## WHAT IS BEING ASKED
Reproduce the records below exactly as they appear.

--- DATASET ---

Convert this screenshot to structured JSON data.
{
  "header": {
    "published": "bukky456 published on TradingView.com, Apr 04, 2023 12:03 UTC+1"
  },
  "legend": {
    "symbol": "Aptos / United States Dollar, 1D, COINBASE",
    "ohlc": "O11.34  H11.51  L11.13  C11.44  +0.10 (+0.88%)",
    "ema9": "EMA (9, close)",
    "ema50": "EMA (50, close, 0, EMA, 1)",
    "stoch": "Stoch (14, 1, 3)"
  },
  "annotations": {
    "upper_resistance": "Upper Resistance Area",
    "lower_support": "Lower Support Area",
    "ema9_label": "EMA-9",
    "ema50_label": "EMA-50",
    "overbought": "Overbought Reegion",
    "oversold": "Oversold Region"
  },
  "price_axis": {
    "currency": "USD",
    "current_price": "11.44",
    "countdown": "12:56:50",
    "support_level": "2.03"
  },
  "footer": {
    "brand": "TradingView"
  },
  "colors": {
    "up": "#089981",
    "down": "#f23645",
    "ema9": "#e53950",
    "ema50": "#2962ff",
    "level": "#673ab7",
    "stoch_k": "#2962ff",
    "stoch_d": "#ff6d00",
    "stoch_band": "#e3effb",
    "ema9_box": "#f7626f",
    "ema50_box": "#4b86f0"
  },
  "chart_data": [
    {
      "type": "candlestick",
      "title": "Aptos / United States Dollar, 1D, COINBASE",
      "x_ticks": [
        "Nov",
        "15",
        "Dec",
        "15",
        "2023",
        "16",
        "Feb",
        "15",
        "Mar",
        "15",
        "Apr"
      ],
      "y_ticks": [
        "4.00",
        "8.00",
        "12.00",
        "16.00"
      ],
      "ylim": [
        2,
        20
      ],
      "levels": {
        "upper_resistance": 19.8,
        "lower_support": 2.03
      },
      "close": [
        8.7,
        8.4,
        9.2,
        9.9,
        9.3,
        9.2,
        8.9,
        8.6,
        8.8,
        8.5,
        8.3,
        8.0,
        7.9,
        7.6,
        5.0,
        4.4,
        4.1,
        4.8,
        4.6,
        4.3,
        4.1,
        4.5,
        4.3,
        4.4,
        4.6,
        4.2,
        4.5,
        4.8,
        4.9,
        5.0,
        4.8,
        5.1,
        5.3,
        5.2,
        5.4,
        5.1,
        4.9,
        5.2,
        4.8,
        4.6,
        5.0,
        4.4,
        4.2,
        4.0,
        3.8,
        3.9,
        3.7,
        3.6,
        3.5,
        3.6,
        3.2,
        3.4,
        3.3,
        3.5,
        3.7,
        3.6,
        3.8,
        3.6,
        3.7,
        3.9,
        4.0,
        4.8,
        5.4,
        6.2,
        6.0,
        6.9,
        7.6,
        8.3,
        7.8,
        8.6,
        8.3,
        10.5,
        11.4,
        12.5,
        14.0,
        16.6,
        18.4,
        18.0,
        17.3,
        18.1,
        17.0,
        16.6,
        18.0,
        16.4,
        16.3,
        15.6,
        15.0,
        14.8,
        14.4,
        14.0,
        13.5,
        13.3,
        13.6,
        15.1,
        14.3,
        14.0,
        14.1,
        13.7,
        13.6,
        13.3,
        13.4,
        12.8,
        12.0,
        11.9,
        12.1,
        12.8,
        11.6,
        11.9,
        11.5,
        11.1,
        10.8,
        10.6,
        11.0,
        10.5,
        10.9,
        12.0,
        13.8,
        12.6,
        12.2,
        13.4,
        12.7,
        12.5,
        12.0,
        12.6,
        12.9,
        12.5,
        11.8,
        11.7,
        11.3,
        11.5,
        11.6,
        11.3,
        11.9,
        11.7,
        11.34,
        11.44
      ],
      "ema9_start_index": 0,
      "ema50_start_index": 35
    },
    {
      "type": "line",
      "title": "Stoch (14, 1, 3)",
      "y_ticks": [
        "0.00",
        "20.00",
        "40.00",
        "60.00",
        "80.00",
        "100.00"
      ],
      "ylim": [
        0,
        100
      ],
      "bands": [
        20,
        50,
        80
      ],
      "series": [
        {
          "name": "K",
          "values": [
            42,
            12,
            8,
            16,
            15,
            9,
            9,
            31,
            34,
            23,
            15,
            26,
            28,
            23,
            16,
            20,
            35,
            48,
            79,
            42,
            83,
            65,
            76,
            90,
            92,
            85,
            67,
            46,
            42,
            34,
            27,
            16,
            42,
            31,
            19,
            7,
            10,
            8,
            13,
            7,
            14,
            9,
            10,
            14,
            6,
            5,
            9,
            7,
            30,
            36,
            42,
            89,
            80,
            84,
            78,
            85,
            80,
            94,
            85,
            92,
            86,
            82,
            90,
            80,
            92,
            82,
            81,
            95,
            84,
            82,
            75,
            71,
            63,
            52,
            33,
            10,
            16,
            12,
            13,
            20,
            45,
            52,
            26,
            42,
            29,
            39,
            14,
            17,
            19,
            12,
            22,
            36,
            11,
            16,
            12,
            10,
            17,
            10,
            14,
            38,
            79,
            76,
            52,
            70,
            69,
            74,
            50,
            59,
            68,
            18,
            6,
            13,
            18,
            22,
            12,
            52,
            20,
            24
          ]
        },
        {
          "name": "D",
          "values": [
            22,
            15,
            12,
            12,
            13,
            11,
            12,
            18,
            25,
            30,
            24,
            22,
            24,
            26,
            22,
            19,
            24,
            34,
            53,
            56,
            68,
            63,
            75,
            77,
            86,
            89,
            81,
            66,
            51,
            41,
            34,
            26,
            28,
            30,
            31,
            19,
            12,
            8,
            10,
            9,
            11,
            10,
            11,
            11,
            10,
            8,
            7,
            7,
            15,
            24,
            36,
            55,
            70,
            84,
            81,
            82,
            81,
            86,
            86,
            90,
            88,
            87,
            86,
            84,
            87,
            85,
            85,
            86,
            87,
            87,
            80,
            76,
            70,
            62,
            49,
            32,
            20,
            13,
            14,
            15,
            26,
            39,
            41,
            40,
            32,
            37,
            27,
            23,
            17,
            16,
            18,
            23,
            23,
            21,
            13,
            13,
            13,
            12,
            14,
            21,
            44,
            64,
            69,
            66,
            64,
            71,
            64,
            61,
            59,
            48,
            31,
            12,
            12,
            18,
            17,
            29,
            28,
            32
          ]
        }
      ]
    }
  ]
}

---

## TASK RESPONSE
Convert this screenshot to structured JSON data.
{
  "header": {
    "published": "bukky456 published on TradingView.com, Apr 04, 2023 12:03 UTC+1"
  },
  "legend": {
    "symbol": "Aptos / United States Dollar, 1D, COINBASE",
    "ohlc": "O11.34  H11.51  L11.13  C11.44  +0.10 (+0.88%)",
    "ema9": "EMA (9, close)",
    "ema50": "EMA (50, close, 0, EMA, 1)",
    "stoch": "Stoch (14, 1, 3)"
  },
  "annotations": {
    "upper_resistance": "Upper Resistance Area",
    "lower_support": "Lower Support Area",
    "ema9_label": "EMA-9",
    "ema50_label": "EMA-50",
    "overbought": "Overbought Reegion",
    "oversold": "Oversold Region"
  },
  "price_axis": {
    "currency": "USD",
    "current_price": "11.44",
    "countdown": "12:56:50",
    "support_level": "2.03"
  },
  "footer": {
    "brand": "TradingView"
  },
  "colors": {
    "up": "#089981",
    "down": "#f23645",
    "ema9": "#e53950",
    "ema50": "#2962ff",
    "level": "#673ab7",
    "stoch_k": "#2962ff",
    "stoch_d": "#ff6d00",
    "stoch_band": "#e3effb",
    "ema9_box": "#f7626f",
    "ema50_box": "#4b86f0"
  },
  "chart_data": [
    {
      "type": "candlestick",
      "title": "Aptos / United States Dollar, 1D, COINBASE",
      "x_ticks": [
        "Nov",
        "15",
        "Dec",
        "15",
        "2023",
        "16",
        "Feb",
        "15",
        "Mar",
        "15",
        "Apr"
      ],
      "y_ticks": [
        "4.00",
        "8.00",
        "12.00",
        "16.00"
      ],
      "ylim": [
        2,
        20
      ],
      "levels": {
        "upper_resistance": 19.8,
        "lower_support": 2.03
      },
      "close": [
        8.7,
        8.4,
        9.2,
        9.9,
        9.3,
        9.2,
        8.9,
        8.6,
        8.8,
        8.5,
        8.3,
        8.0,
        7.9,
        7.6,
        5.0,
        4.4,
        4.1,
        4.8,
        4.6,
        4.3,
        4.1,
        4.5,
        4.3,
        4.4,
        4.6,
        4.2,
        4.5,
        4.8,
        4.9,
        5.0,
        4.8,
        5.1,
        5.3,
        5.2,
        5.4,
        5.1,
        4.9,
        5.2,
        4.8,
        4.6,
        5.0,
        4.4,
        4.2,
        4.0,
        3.8,
        3.9,
        3.7,
        3.6,
        3.5,
        3.6,
        3.2,
        3.4,
        3.3,
        3.5,
        3.7,
        3.6,
        3.8,
        3.6,
        3.7,
        3.9,
        4.0,
        4.8,
        5.4,
        6.2,
        6.0,
        6.9,
        7.6,
        8.3,
        7.8,
        8.6,
        8.3,
        10.5,
        11.4,
        12.5,
        14.0,
        16.6,
        18.4,
        18.0,
        17.3,
        18.1,
        17.0,
        16.6,
        18.0,
        16.4,
        16.3,
        15.6,
        15.0,
        14.8,
        14.4,
        14.0,
        13.5,
        13.3,
        13.6,
        15.1,
        14.3,
        14.0,
        14.1,
        13.7,
        13.6,
        13.3,
        13.4,
        12.8,
        12.0,
        11.9,
        12.1,
        12.8,
        11.6,
        11.9,
        11.5,
        11.1,
        10.8,
        10.6,
        11.0,
        10.5,
        10.9,
        12.0,
        13.8,
        12.6,
        12.2,
        13.4,
        12.7,
        12.5,
        12.0,
        12.6,
        12.9,
        12.5,
        11.8,
        11.7,
        11.3,
        11.5,
        11.6,
        11.3,
        11.9,
        11.7,
        11.34,
        11.44
      ],
      "ema9_start_index": 0,
      "ema50_start_index": 35
    },
    {
      "type": "line",
      "title": "Stoch (14, 1, 3)",
      "y_ticks": [
        "0.00",
        "20.00",
        "40.00",
        "60.00",
        "80.00",
        "100.00"
      ],
      "ylim": [
        0,
        100
      ],
      "bands": [
        20,
        50,
        80
      ],
      "series": [
        {
          "name": "K",
          "values": [
            42,
            12,
            8,
            16,
            15,
            9,
            9,
            31,
            34,
            23,
            15,
            26,
            28,
            23,
            16,
            20,
            35,
            48,
            79,
            42,
            83,
            65,
            76,
            90,
            92,
            85,
            67,
            46,
            42,
            34,
            27,
            16,
            42,
            31,
            19,
            7,
            10,
            8,
            13,
            7,
            14,
            9,
            10,
            14,
            6,
            5,
            9,
            7,
            30,
            36,
            42,
            89,
            80,
            84,
            78,
            85,
            80,
            94,
            85,
            92,
            86,
            82,
            90,
            80,
            92,
            82,
            81,
            95,
            84,
            82,
            75,
            71,
            63,
            52,
            33,
            10,
            16,
            12,
            13,
            20,
            45,
            52,
            26,
            42,
            29,
            39,
            14,
            17,
            19,
            12,
            22,
            36,
            11,
            16,
            12,
            10,
            17,
            10,
            14,
            38,
            79,
            76,
            52,
            70,
            69,
            74,
            50,
            59,
            68,
            18,
            6,
            13,
            18,
            22,
            12,
            52,
            20,
            24
          ]
        },
        {
          "name": "D",
          "values": [
            22,
            15,
            12,
            12,
            13,
            11,
            12,
            18,
            25,
            30,
            24,
            22,
            24,
            26,
            22,
            19,
            24,
            34,
            53,
            56,
            68,
            63,
            75,
            77,
            86,
            89,
            81,
            66,
            51,
            41,
            34,
            26,
            28,
            30,
            31,
            19,
            12,
            8,
            10,
            9,
            11,
            10,
            11,
            11,
            10,
            8,
            7,
            7,
            15,
            24,
            36,
            55,
            70,
            84,
            81,
            82,
            81,
            86,
            86,
            90,
            88,
            87,
            86,
            84,
            87,
            85,
            85,
            86,
            87,
            87,
            80,
            76,
            70,
            62,
            49,
            32,
            20,
            13,
            14,
            15,
            26,
            39,
            41,
            40,
            32,
            37,
            27,
            23,
            17,
            16,
            18,
            23,
            23,
            21,
            13,
            13,
            13,
            12,
            14,
            21,
            44,
            64,
            69,
            66,
            64,
            71,
            64,
            61,
            59,
            48,
            31,
            12,
            12,
            18,
            17,
            29,
            28,
            32
          ]
        }
      ]
    }
  ]
}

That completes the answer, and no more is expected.